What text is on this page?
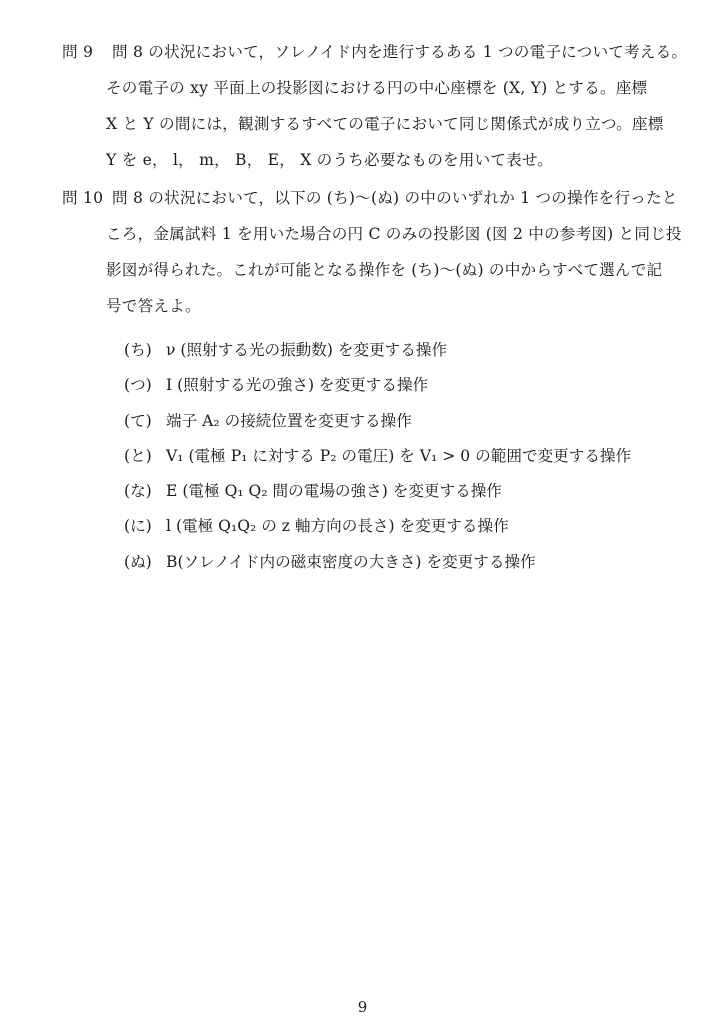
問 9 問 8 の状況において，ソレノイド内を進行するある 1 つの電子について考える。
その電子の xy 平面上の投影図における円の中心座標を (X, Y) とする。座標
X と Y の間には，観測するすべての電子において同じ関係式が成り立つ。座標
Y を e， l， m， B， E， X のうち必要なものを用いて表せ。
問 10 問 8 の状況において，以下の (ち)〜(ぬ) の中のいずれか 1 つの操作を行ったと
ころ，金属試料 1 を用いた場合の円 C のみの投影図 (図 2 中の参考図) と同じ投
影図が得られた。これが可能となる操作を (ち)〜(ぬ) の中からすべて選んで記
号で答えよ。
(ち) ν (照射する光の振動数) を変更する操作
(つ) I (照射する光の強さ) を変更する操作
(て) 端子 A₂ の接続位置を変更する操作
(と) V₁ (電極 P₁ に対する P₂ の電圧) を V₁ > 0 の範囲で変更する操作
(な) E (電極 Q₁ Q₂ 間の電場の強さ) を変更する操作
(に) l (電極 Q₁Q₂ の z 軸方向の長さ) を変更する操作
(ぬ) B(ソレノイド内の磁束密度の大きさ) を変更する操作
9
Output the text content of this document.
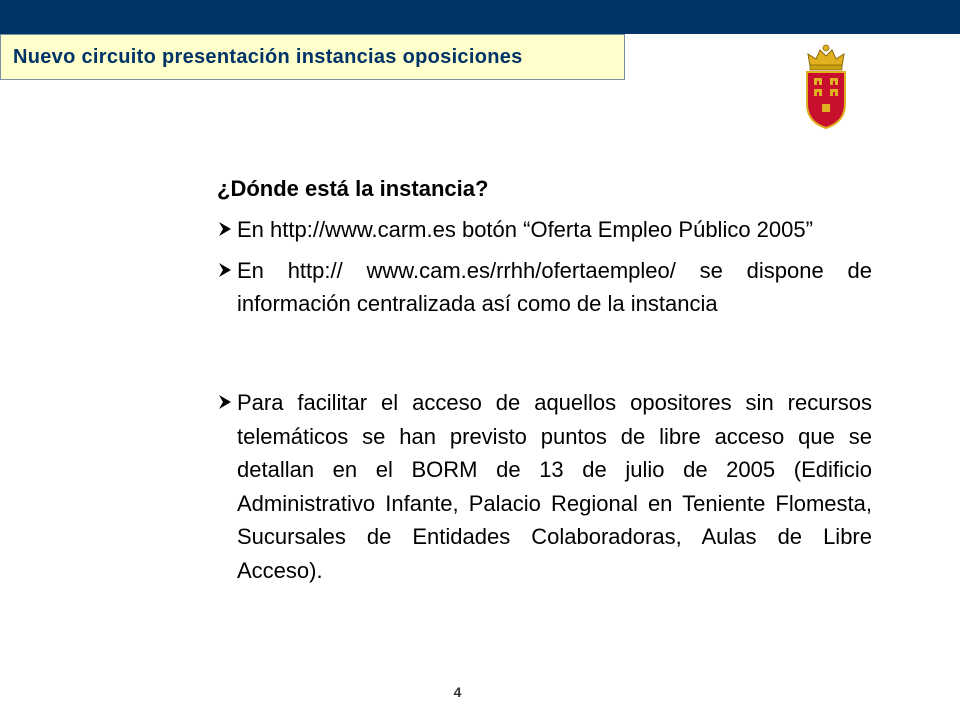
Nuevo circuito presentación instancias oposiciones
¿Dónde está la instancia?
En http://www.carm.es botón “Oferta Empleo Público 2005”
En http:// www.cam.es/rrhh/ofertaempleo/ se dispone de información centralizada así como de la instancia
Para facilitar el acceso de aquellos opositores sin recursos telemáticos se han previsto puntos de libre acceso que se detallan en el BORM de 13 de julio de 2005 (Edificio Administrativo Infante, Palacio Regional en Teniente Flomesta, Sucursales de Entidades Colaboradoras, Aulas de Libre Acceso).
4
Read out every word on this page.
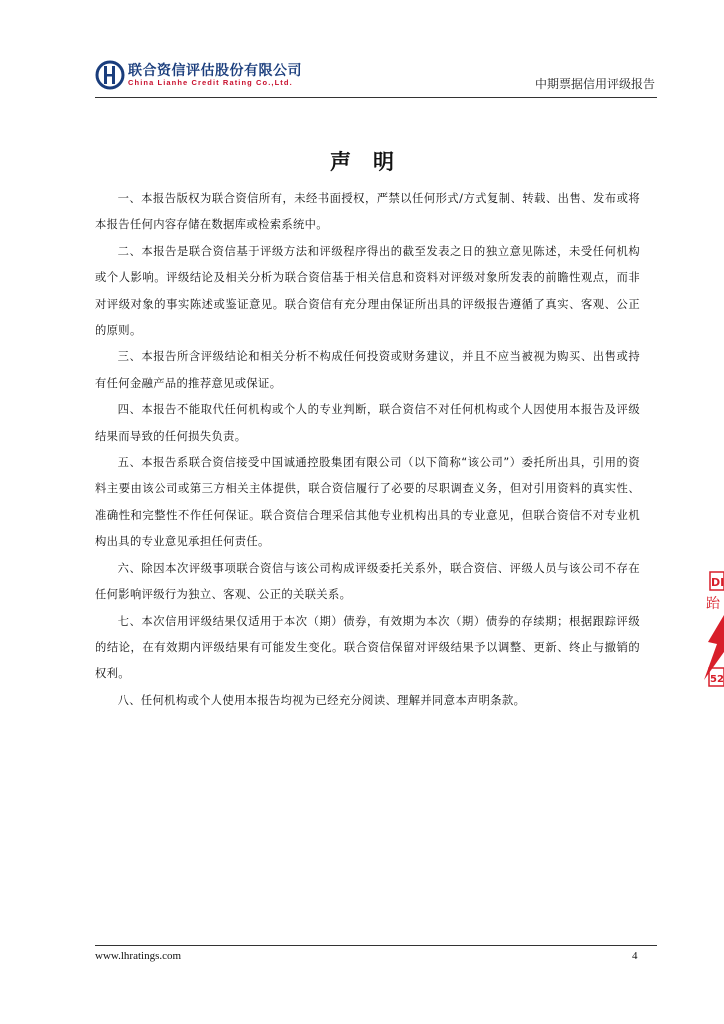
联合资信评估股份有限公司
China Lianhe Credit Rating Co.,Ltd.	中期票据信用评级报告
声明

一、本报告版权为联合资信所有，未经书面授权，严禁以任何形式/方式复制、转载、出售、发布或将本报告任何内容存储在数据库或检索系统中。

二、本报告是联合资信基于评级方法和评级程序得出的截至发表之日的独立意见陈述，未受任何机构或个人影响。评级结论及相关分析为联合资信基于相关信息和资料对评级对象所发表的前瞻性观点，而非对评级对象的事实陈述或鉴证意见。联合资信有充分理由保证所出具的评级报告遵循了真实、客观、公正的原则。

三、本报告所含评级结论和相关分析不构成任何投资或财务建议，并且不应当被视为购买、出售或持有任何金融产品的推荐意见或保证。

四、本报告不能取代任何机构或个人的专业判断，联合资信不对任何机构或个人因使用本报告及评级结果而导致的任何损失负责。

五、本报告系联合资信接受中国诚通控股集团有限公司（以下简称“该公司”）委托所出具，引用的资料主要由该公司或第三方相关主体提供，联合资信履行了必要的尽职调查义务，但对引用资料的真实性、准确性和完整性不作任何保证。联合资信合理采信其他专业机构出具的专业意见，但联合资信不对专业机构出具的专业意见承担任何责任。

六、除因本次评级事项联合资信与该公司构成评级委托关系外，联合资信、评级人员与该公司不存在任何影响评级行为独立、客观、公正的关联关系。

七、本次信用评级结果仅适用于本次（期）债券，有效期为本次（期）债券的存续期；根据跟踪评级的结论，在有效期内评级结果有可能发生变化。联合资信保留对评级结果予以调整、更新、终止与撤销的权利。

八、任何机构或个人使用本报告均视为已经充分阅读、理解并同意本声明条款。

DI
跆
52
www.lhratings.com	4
----
• [GOAL]:
Using the listing above, show each line holding the string "this".

• [FINISHED EXERCISE]:
What text is on this page?
Output the text content of this document.
Read out every word on this page.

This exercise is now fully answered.